* Begin *

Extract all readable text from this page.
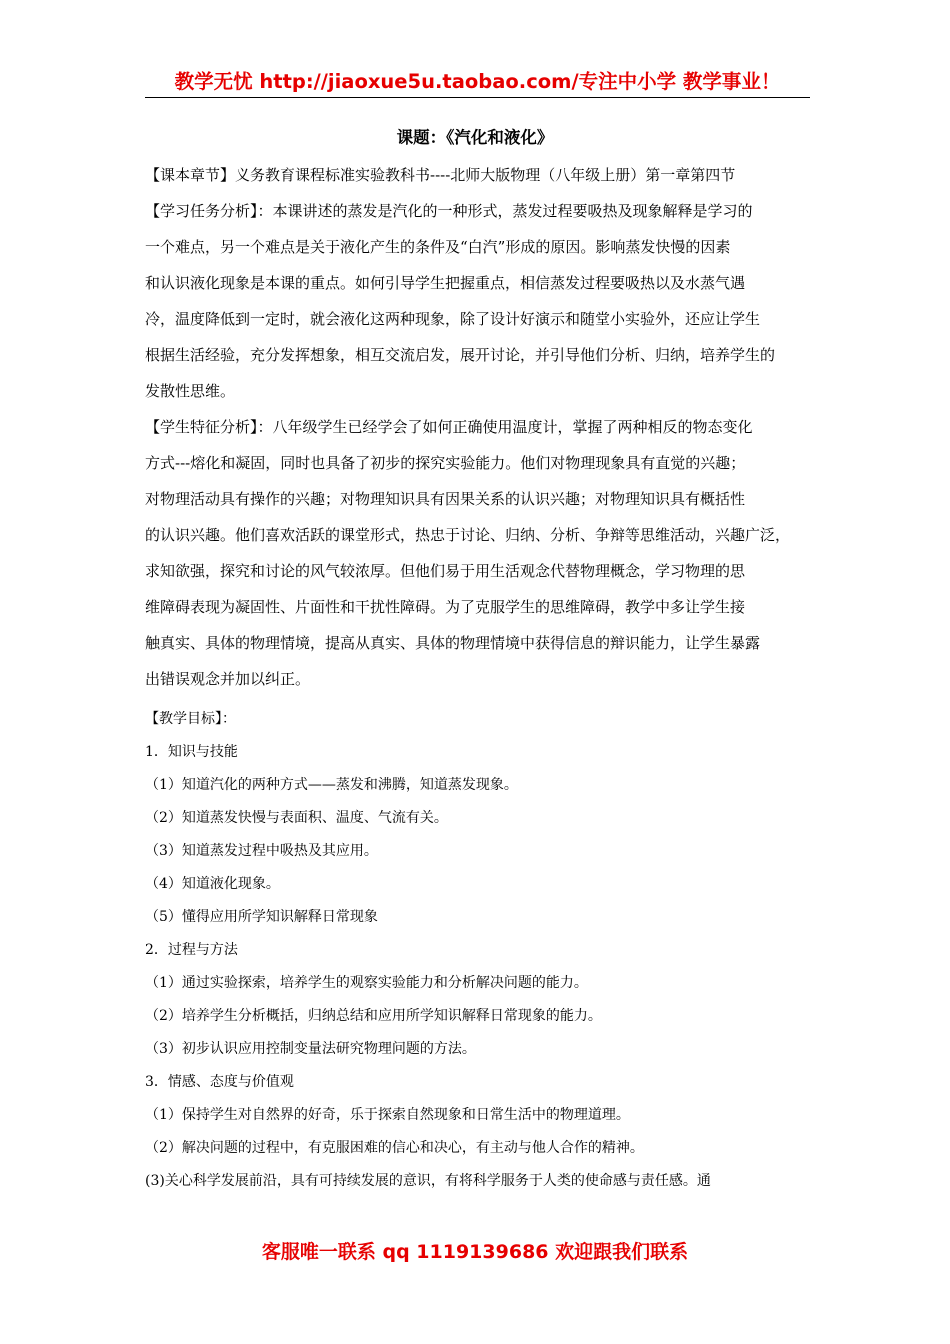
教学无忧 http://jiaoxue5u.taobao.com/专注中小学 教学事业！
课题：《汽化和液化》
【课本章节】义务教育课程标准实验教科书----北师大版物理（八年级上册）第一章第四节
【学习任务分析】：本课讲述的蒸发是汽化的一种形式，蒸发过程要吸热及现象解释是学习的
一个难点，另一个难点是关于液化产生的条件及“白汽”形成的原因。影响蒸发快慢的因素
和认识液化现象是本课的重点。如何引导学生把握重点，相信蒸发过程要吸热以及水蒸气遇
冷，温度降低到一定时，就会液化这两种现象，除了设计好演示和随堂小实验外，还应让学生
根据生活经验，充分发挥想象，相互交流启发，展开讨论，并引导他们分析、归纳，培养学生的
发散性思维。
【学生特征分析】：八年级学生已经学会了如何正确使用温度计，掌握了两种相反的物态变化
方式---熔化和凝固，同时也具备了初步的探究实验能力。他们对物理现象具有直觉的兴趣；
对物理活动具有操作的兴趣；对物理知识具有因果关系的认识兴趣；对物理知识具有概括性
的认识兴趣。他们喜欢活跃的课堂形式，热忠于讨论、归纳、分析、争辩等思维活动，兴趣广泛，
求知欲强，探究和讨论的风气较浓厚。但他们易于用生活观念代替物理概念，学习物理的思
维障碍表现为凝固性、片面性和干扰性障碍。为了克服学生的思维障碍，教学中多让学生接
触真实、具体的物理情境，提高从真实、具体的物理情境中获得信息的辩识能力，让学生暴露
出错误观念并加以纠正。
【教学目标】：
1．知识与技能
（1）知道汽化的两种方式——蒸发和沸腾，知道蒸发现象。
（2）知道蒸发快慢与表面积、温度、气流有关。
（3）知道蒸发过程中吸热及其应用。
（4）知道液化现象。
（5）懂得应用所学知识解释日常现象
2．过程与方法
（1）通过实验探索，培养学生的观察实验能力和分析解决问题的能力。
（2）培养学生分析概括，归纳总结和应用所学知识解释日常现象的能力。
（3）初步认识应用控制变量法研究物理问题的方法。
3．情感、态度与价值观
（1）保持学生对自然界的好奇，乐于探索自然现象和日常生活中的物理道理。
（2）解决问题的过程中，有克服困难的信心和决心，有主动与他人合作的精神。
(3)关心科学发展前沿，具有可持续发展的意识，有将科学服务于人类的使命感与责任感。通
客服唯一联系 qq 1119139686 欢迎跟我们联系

* End *

**REQUIRED WORK:** A faithful copy of the records above is needed, with the pictures left out.

**WORKED SOLUTION:**
Extract all readable text from this page.
教学无忧 http://jiaoxue5u.taobao.com/专注中小学 教学事业！
课题：《汽化和液化》
【课本章节】义务教育课程标准实验教科书----北师大版物理（八年级上册）第一章第四节
【学习任务分析】：本课讲述的蒸发是汽化的一种形式，蒸发过程要吸热及现象解释是学习的
一个难点，另一个难点是关于液化产生的条件及“白汽”形成的原因。影响蒸发快慢的因素
和认识液化现象是本课的重点。如何引导学生把握重点，相信蒸发过程要吸热以及水蒸气遇
冷，温度降低到一定时，就会液化这两种现象，除了设计好演示和随堂小实验外，还应让学生
根据生活经验，充分发挥想象，相互交流启发，展开讨论，并引导他们分析、归纳，培养学生的
发散性思维。
【学生特征分析】：八年级学生已经学会了如何正确使用温度计，掌握了两种相反的物态变化
方式---熔化和凝固，同时也具备了初步的探究实验能力。他们对物理现象具有直觉的兴趣；
对物理活动具有操作的兴趣；对物理知识具有因果关系的认识兴趣；对物理知识具有概括性
的认识兴趣。他们喜欢活跃的课堂形式，热忠于讨论、归纳、分析、争辩等思维活动，兴趣广泛，
求知欲强，探究和讨论的风气较浓厚。但他们易于用生活观念代替物理概念，学习物理的思
维障碍表现为凝固性、片面性和干扰性障碍。为了克服学生的思维障碍，教学中多让学生接
触真实、具体的物理情境，提高从真实、具体的物理情境中获得信息的辩识能力，让学生暴露
出错误观念并加以纠正。
【教学目标】：
1．知识与技能
（1）知道汽化的两种方式——蒸发和沸腾，知道蒸发现象。
（2）知道蒸发快慢与表面积、温度、气流有关。
（3）知道蒸发过程中吸热及其应用。
（4）知道液化现象。
（5）懂得应用所学知识解释日常现象
2．过程与方法
（1）通过实验探索，培养学生的观察实验能力和分析解决问题的能力。
（2）培养学生分析概括，归纳总结和应用所学知识解释日常现象的能力。
（3）初步认识应用控制变量法研究物理问题的方法。
3．情感、态度与价值观
（1）保持学生对自然界的好奇，乐于探索自然现象和日常生活中的物理道理。
（2）解决问题的过程中，有克服困难的信心和决心，有主动与他人合作的精神。
(3)关心科学发展前沿，具有可持续发展的意识，有将科学服务于人类的使命感与责任感。通
客服唯一联系 qq 1119139686 欢迎跟我们联系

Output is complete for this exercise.